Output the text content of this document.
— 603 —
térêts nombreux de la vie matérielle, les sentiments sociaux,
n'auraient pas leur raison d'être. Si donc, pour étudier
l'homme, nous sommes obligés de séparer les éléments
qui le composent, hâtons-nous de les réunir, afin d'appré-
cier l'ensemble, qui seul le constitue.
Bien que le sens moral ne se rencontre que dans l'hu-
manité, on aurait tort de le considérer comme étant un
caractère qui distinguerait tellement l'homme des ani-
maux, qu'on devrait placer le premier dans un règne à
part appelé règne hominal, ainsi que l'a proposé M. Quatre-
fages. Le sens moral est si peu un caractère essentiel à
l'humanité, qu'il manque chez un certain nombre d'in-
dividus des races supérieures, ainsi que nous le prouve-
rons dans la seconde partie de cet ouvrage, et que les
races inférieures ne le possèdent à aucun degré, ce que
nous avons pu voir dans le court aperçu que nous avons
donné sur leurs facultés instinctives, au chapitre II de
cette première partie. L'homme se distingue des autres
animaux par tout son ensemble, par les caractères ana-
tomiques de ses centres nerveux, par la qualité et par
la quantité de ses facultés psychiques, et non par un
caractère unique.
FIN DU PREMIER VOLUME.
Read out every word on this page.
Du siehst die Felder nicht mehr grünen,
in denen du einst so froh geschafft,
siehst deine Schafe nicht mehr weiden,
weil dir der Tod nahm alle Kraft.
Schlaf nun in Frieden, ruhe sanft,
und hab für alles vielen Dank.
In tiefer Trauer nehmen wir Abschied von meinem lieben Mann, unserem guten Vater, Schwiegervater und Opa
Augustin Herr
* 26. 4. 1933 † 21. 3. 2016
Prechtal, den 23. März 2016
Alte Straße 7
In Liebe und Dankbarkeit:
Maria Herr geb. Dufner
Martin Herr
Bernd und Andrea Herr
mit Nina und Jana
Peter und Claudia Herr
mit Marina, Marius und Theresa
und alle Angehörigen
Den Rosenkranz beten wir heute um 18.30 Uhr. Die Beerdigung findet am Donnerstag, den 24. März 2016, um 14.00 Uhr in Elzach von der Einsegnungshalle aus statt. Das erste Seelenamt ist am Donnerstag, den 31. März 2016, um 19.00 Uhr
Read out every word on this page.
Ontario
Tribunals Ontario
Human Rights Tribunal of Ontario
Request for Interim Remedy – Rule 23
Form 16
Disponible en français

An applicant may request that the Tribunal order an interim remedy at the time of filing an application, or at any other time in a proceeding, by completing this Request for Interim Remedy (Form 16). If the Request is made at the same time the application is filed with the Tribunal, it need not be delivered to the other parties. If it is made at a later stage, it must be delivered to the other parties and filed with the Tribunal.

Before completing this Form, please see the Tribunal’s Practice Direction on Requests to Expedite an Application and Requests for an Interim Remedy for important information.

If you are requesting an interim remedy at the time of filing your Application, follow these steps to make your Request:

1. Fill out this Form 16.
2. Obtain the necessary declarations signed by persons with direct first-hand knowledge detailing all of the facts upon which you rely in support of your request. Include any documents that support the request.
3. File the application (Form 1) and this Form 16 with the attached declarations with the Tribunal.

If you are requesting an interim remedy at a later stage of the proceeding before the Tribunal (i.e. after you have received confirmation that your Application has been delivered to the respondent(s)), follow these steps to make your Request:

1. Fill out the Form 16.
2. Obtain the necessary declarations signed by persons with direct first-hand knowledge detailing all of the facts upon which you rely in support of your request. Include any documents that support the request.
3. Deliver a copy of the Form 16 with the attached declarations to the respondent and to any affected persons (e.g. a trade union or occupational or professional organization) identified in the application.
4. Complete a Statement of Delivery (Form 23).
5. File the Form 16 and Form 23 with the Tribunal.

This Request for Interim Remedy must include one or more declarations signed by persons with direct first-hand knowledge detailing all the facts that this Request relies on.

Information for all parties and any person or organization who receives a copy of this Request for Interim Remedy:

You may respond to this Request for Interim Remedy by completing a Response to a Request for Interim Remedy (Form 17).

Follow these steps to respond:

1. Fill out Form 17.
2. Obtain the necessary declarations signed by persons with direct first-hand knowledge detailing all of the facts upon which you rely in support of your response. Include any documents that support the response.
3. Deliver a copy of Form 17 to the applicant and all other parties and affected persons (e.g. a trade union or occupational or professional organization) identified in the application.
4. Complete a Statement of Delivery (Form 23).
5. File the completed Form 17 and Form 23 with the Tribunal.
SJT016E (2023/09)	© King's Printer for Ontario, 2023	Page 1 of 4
══════
WORK TO DO. Each line of the listing should be echoed back exactly.

WRITTEN SOLUTION.
Output the text content of this document.
— 603 —
térêts nombreux de la vie matérielle, les sentiments sociaux,
n'auraient pas leur raison d'être. Si donc, pour étudier
l'homme, nous sommes obligés de séparer les éléments
qui le composent, hâtons-nous de les réunir, afin d'appré-
cier l'ensemble, qui seul le constitue.
Bien que le sens moral ne se rencontre que dans l'hu-
manité, on aurait tort de le considérer comme étant un
caractère qui distinguerait tellement l'homme des ani-
maux, qu'on devrait placer le premier dans un règne à
part appelé règne hominal, ainsi que l'a proposé M. Quatre-
fages. Le sens moral est si peu un caractère essentiel à
l'humanité, qu'il manque chez un certain nombre d'in-
dividus des races supérieures, ainsi que nous le prouve-
rons dans la seconde partie de cet ouvrage, et que les
races inférieures ne le possèdent à aucun degré, ce que
nous avons pu voir dans le court aperçu que nous avons
donné sur leurs facultés instinctives, au chapitre II de
cette première partie. L'homme se distingue des autres
animaux par tout son ensemble, par les caractères ana-
tomiques de ses centres nerveux, par la qualité et par
la quantité de ses facultés psychiques, et non par un
caractère unique.
FIN DU PREMIER VOLUME.
Read out every word on this page.
Du siehst die Felder nicht mehr grünen,
in denen du einst so froh geschafft,
siehst deine Schafe nicht mehr weiden,
weil dir der Tod nahm alle Kraft.
Schlaf nun in Frieden, ruhe sanft,
und hab für alles vielen Dank.
In tiefer Trauer nehmen wir Abschied von meinem lieben Mann, unserem guten Vater, Schwiegervater und Opa
Augustin Herr
* 26. 4. 1933 † 21. 3. 2016
Prechtal, den 23. März 2016
Alte Straße 7
In Liebe und Dankbarkeit:
Maria Herr geb. Dufner
Martin Herr
Bernd und Andrea Herr
mit Nina und Jana
Peter und Claudia Herr
mit Marina, Marius und Theresa
und alle Angehörigen
Den Rosenkranz beten wir heute um 18.30 Uhr. Die Beerdigung findet am Donnerstag, den 24. März 2016, um 14.00 Uhr in Elzach von der Einsegnungshalle aus statt. Das erste Seelenamt ist am Donnerstag, den 31. März 2016, um 19.00 Uhr
Read out every word on this page.
Ontario
Tribunals Ontario
Human Rights Tribunal of Ontario
Request for Interim Remedy – Rule 23
Form 16
Disponible en français

An applicant may request that the Tribunal order an interim remedy at the time of filing an application, or at any other time in a proceeding, by completing this Request for Interim Remedy (Form 16). If the Request is made at the same time the application is filed with the Tribunal, it need not be delivered to the other parties. If it is made at a later stage, it must be delivered to the other parties and filed with the Tribunal.

Before completing this Form, please see the Tribunal’s Practice Direction on Requests to Expedite an Application and Requests for an Interim Remedy for important information.

If you are requesting an interim remedy at the time of filing your Application, follow these steps to make your Request:

1. Fill out this Form 16.
2. Obtain the necessary declarations signed by persons with direct first-hand knowledge detailing all of the facts upon which you rely in support of your request. Include any documents that support the request.
3. File the application (Form 1) and this Form 16 with the attached declarations with the Tribunal.

If you are requesting an interim remedy at a later stage of the proceeding before the Tribunal (i.e. after you have received confirmation that your Application has been delivered to the respondent(s)), follow these steps to make your Request:

1. Fill out the Form 16.
2. Obtain the necessary declarations signed by persons with direct first-hand knowledge detailing all of the facts upon which you rely in support of your request. Include any documents that support the request.
3. Deliver a copy of the Form 16 with the attached declarations to the respondent and to any affected persons (e.g. a trade union or occupational or professional organization) identified in the application.
4. Complete a Statement of Delivery (Form 23).
5. File the Form 16 and Form 23 with the Tribunal.

This Request for Interim Remedy must include one or more declarations signed by persons with direct first-hand knowledge detailing all the facts that this Request relies on.

Information for all parties and any person or organization who receives a copy of this Request for Interim Remedy:

You may respond to this Request for Interim Remedy by completing a Response to a Request for Interim Remedy (Form 17).

Follow these steps to respond:

1. Fill out Form 17.
2. Obtain the necessary declarations signed by persons with direct first-hand knowledge detailing all of the facts upon which you rely in support of your response. Include any documents that support the response.
3. Deliver a copy of Form 17 to the applicant and all other parties and affected persons (e.g. a trade union or occupational or professional organization) identified in the application.
4. Complete a Statement of Delivery (Form 23).
5. File the completed Form 17 and Form 23 with the Tribunal.
SJT016E (2023/09)	© King's Printer for Ontario, 2023	Page 1 of 4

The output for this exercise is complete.